> Task data
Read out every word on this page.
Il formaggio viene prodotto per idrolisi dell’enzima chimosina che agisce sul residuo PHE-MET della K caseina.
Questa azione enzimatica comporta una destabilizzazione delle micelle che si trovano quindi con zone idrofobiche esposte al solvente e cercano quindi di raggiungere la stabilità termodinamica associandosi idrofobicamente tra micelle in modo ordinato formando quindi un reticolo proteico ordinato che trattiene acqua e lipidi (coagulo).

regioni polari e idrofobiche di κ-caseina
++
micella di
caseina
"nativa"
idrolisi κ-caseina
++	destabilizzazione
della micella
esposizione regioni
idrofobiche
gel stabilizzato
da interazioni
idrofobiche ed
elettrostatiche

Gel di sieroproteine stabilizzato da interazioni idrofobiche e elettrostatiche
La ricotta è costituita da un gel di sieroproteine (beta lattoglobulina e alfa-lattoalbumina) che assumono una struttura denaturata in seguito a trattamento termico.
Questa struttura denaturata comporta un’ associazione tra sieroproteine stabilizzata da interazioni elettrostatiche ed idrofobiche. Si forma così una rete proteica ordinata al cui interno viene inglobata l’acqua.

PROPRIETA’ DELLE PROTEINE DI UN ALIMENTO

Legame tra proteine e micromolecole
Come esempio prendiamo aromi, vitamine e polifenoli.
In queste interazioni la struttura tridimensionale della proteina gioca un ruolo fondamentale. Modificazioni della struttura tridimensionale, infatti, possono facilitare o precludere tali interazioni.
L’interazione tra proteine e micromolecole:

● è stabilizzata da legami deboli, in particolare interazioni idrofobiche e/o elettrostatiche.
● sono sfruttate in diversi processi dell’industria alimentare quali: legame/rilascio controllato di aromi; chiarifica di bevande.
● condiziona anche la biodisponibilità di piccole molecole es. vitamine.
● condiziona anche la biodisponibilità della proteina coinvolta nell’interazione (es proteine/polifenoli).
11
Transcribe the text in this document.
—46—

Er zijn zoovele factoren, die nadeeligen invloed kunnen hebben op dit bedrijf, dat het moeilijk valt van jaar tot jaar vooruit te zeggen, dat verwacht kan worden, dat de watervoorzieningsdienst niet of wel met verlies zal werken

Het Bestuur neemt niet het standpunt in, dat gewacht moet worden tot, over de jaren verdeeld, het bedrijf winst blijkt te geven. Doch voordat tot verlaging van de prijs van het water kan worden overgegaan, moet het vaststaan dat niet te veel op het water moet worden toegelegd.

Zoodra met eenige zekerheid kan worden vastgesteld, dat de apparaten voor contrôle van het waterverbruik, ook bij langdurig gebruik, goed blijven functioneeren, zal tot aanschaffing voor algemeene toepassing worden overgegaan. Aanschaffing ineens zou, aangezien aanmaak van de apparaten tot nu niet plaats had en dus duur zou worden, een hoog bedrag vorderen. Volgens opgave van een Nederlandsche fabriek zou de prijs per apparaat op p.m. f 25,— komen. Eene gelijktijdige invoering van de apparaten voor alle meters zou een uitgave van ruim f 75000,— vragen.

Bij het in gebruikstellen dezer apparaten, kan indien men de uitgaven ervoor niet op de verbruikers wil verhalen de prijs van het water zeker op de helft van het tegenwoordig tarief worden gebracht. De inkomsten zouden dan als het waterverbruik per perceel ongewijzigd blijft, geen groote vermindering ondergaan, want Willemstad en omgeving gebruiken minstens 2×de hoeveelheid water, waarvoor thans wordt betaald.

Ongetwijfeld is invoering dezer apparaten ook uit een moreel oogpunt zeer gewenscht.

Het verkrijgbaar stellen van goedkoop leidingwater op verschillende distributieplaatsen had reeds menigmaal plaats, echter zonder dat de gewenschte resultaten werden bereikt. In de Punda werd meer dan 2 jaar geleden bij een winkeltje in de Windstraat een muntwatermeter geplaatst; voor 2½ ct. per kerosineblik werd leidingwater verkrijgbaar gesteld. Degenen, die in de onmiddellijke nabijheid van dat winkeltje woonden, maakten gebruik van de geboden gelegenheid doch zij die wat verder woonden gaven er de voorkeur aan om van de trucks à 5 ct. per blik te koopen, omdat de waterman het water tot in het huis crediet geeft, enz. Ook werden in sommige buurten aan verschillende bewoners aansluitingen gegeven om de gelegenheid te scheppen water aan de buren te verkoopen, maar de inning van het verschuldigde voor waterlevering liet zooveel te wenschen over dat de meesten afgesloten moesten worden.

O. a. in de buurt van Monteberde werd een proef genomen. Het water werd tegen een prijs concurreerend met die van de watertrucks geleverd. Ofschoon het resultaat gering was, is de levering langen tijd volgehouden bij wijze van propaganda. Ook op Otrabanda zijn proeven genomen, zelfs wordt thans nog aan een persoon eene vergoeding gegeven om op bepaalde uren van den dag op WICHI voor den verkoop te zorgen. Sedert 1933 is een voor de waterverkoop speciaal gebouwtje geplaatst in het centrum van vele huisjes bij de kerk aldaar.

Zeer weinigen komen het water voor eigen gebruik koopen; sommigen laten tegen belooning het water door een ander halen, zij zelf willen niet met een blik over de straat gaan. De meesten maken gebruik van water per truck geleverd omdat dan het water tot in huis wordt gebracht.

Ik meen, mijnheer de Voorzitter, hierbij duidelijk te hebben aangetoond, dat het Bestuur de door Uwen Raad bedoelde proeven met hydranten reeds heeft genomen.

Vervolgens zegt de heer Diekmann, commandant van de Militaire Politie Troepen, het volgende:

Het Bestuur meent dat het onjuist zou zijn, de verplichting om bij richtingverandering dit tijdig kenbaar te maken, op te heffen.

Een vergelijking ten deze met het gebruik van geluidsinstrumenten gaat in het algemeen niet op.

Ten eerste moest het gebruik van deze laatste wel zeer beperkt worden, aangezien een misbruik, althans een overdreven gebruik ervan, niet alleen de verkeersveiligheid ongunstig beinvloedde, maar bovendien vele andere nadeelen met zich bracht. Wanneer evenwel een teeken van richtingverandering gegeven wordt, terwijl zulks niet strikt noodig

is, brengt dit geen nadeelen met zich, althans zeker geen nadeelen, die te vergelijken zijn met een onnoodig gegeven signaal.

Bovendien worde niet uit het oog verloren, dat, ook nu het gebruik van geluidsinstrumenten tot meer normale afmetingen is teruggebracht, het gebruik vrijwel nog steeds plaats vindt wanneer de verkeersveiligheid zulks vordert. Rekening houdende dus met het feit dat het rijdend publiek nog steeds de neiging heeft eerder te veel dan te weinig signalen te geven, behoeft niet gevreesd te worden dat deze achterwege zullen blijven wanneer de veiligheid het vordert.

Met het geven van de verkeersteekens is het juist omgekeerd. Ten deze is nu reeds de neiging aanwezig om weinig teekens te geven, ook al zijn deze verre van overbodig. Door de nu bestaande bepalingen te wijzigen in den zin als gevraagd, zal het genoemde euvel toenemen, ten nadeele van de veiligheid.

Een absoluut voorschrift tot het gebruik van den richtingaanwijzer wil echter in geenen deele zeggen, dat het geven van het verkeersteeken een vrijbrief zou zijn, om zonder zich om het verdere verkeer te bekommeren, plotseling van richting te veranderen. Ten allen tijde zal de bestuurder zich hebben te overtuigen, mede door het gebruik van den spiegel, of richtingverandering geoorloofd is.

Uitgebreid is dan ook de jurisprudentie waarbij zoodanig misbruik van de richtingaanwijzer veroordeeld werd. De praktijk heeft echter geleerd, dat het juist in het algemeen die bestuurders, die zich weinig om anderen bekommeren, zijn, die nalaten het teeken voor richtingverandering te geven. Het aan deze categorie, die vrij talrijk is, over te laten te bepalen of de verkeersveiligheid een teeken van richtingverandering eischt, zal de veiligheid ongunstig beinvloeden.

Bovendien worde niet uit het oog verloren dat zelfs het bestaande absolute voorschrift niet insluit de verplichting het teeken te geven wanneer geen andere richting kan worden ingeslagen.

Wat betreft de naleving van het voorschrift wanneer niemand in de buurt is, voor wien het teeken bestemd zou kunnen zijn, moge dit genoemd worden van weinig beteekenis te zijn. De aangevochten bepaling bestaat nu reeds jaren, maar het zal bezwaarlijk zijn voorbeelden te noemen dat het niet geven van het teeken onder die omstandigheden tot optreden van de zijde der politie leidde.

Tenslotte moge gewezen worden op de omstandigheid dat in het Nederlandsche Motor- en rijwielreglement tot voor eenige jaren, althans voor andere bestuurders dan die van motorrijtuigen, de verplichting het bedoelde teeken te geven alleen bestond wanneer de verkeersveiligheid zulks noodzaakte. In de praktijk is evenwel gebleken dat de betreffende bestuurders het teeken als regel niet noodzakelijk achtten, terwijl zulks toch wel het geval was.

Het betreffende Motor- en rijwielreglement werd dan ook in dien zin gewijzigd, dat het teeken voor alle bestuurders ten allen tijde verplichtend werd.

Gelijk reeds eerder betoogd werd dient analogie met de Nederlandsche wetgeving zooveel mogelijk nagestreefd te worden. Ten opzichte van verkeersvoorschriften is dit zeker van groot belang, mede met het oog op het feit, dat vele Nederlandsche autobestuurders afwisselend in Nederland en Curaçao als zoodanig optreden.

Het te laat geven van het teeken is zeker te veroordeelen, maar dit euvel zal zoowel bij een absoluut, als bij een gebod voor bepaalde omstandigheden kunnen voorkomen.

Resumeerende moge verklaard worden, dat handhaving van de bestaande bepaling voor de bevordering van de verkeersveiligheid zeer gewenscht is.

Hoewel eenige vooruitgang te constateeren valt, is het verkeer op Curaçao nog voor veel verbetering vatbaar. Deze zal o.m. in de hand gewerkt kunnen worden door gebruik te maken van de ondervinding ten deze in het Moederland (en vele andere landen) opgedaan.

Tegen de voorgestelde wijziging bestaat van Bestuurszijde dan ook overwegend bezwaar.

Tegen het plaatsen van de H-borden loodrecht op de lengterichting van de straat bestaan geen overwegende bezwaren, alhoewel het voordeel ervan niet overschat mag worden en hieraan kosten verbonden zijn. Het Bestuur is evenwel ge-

> Description of the task
Among the lines above, return those that contain the string "acqua".

> Your response
Questa azione enzimatica comporta una destabilizzazione delle micelle che si trovano quindi con zone idrofobiche esposte al solvente e cercano quindi di raggiungere la stabilità termodinamica associandosi idrofobicamente tra micelle in modo ordinato formando quindi un reticolo proteico ordinato che trattiene acqua e lipidi (coagulo).
Questa struttura denaturata comporta un’ associazione tra sieroproteine stabilizzata da interazioni elettrostatiche ed idrofobiche. Si forma così una rete proteica ordinata al cui interno viene inglobata l’acqua.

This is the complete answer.